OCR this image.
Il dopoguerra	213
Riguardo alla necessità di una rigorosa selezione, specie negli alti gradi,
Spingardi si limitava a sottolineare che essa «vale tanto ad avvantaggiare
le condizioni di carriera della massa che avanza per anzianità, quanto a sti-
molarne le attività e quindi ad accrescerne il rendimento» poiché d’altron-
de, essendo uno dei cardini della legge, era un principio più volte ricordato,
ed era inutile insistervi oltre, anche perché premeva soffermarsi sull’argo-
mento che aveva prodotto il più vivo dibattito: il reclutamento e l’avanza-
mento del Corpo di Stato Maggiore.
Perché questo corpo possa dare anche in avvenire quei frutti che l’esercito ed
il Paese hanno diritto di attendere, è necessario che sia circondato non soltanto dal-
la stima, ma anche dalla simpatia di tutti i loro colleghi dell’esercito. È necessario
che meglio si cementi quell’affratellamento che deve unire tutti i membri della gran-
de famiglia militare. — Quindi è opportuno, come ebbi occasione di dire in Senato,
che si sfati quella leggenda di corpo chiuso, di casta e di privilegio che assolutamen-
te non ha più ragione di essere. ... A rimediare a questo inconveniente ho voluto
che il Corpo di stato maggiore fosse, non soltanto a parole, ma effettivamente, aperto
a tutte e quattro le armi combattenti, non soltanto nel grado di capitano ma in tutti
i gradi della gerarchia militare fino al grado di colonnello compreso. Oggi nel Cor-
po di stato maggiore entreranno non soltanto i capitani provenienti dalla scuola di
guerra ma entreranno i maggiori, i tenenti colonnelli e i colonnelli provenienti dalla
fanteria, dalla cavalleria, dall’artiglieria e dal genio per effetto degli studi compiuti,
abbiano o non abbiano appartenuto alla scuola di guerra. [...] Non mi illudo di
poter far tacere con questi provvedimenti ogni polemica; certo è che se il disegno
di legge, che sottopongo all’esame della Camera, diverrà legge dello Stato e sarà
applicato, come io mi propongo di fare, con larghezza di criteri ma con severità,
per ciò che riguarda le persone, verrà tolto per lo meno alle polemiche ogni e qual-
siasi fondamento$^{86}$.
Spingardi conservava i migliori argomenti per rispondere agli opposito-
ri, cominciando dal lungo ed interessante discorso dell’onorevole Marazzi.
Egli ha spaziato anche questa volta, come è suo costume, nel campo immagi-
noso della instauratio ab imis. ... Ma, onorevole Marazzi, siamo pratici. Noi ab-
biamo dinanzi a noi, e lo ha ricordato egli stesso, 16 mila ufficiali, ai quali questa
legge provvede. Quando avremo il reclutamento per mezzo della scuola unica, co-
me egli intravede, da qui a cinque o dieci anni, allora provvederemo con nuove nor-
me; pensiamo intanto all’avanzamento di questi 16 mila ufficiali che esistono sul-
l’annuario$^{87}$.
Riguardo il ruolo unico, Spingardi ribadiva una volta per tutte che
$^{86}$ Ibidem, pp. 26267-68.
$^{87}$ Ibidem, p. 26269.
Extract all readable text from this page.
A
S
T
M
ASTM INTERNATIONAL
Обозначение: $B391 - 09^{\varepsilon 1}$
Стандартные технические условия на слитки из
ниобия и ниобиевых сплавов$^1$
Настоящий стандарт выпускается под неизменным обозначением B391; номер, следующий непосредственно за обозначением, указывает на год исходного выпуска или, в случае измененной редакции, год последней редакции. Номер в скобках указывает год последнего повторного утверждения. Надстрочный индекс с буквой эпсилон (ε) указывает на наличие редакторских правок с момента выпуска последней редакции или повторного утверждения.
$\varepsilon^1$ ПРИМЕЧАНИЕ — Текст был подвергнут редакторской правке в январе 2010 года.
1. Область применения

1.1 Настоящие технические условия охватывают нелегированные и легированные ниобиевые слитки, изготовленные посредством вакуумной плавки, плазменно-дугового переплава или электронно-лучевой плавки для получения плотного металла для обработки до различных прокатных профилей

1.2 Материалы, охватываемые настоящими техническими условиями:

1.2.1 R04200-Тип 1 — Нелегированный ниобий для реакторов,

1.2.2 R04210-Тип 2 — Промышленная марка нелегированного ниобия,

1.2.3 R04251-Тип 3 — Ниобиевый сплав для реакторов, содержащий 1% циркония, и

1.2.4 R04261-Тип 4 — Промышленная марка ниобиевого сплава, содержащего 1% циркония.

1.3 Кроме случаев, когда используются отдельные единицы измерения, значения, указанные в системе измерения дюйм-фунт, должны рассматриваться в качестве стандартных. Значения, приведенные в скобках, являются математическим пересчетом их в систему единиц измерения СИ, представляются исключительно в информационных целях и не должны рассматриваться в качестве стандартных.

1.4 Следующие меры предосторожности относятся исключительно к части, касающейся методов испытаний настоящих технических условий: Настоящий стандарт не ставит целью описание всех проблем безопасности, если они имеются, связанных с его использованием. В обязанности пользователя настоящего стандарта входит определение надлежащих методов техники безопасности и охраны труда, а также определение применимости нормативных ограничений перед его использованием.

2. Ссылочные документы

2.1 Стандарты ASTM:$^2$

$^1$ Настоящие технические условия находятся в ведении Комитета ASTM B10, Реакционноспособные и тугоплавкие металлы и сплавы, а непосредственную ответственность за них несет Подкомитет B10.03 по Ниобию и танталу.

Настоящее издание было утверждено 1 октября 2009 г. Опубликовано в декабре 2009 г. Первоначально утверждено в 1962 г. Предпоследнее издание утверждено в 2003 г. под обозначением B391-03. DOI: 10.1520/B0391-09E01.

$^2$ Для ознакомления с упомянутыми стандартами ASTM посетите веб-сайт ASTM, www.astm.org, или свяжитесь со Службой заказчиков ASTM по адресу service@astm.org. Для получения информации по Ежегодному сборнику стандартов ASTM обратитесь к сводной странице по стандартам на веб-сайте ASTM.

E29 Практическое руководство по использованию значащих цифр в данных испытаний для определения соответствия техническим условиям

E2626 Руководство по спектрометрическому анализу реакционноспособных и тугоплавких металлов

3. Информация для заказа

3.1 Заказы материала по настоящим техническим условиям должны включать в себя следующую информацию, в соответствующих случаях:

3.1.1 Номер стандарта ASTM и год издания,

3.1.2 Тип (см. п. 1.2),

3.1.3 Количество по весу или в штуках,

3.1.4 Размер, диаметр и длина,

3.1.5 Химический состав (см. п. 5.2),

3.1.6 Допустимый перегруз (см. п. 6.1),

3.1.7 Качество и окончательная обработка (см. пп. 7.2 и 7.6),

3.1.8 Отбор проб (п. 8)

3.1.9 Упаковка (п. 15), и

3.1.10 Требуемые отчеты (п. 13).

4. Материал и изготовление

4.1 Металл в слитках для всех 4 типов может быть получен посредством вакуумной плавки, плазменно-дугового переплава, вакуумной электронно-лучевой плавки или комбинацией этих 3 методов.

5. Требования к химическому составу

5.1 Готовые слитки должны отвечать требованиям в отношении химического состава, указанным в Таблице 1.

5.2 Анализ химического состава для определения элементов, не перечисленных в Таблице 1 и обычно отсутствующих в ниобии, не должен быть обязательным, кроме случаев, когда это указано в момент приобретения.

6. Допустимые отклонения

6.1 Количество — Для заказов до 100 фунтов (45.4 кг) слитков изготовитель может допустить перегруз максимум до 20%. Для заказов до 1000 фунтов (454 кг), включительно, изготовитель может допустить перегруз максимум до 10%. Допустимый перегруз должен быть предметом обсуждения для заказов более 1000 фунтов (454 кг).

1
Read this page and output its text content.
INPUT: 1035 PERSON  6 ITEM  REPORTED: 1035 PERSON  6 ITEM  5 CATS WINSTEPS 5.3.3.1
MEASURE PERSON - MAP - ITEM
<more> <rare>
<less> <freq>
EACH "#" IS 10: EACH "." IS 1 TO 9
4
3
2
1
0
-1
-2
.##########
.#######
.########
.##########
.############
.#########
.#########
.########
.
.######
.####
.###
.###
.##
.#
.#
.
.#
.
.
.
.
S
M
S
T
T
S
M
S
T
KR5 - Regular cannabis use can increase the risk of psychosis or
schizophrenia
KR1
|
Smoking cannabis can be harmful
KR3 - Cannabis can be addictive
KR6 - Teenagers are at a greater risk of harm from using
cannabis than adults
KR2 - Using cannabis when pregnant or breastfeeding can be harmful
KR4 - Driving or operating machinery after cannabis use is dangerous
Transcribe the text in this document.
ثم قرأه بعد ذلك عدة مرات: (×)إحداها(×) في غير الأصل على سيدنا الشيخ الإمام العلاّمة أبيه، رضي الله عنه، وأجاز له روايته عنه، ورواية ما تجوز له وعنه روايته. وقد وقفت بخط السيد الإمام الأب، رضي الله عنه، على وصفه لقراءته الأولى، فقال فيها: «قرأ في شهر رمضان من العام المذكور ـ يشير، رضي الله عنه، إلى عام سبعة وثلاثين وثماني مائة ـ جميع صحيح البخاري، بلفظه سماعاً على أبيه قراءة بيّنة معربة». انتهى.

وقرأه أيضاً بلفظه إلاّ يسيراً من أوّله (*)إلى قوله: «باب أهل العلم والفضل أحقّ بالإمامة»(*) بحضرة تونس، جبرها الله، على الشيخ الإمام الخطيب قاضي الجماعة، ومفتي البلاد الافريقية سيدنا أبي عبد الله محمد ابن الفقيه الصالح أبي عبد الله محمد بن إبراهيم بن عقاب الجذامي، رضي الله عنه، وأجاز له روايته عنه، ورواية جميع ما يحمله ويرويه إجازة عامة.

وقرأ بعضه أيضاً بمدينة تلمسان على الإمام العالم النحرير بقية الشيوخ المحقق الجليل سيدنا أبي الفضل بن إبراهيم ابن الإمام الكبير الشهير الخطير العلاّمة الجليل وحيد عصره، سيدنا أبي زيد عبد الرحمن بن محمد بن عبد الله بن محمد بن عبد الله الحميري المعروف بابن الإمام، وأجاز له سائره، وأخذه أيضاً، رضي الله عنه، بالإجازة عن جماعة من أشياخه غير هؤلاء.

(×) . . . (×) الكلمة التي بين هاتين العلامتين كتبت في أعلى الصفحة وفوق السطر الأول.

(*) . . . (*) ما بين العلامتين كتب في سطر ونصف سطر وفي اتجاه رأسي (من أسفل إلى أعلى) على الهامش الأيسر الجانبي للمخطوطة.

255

--------------------

» Short problem:
Among these entries, how many lines include the string "onorevole"? Reply with the number by itself.

» Task output:
2